STATED GOAL -> Type the records out again in full, exactly.

TASK DATA ->

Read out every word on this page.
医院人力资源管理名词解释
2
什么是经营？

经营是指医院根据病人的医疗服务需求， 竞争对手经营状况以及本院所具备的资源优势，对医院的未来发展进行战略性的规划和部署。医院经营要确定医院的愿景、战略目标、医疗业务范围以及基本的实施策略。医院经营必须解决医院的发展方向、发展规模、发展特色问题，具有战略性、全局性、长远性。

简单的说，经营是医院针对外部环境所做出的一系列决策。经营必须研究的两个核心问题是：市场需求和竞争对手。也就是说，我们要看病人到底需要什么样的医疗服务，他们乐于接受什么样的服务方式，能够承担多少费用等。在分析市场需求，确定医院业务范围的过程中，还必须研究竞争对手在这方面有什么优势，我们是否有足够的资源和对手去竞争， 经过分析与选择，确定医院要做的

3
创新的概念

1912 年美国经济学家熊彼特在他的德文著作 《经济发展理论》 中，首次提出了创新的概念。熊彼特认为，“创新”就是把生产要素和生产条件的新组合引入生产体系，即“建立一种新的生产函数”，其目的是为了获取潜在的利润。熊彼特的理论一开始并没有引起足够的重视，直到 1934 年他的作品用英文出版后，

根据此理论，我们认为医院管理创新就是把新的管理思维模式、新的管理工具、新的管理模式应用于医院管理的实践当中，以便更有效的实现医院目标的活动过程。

EXERCISE OUTPUT ->
Read out every word on this page.
医院人力资源管理名词解释
2
什么是经营？

经营是指医院根据病人的医疗服务需求， 竞争对手经营状况以及本院所具备的资源优势，对医院的未来发展进行战略性的规划和部署。医院经营要确定医院的愿景、战略目标、医疗业务范围以及基本的实施策略。医院经营必须解决医院的发展方向、发展规模、发展特色问题，具有战略性、全局性、长远性。

简单的说，经营是医院针对外部环境所做出的一系列决策。经营必须研究的两个核心问题是：市场需求和竞争对手。也就是说，我们要看病人到底需要什么样的医疗服务，他们乐于接受什么样的服务方式，能够承担多少费用等。在分析市场需求，确定医院业务范围的过程中，还必须研究竞争对手在这方面有什么优势，我们是否有足够的资源和对手去竞争， 经过分析与选择，确定医院要做的

3
创新的概念

1912 年美国经济学家熊彼特在他的德文著作 《经济发展理论》 中，首次提出了创新的概念。熊彼特认为，“创新”就是把生产要素和生产条件的新组合引入生产体系，即“建立一种新的生产函数”，其目的是为了获取潜在的利润。熊彼特的理论一开始并没有引起足够的重视，直到 1934 年他的作品用英文出版后，

根据此理论，我们认为医院管理创新就是把新的管理思维模式、新的管理工具、新的管理模式应用于医院管理的实践当中，以便更有效的实现医院目标的活动过程。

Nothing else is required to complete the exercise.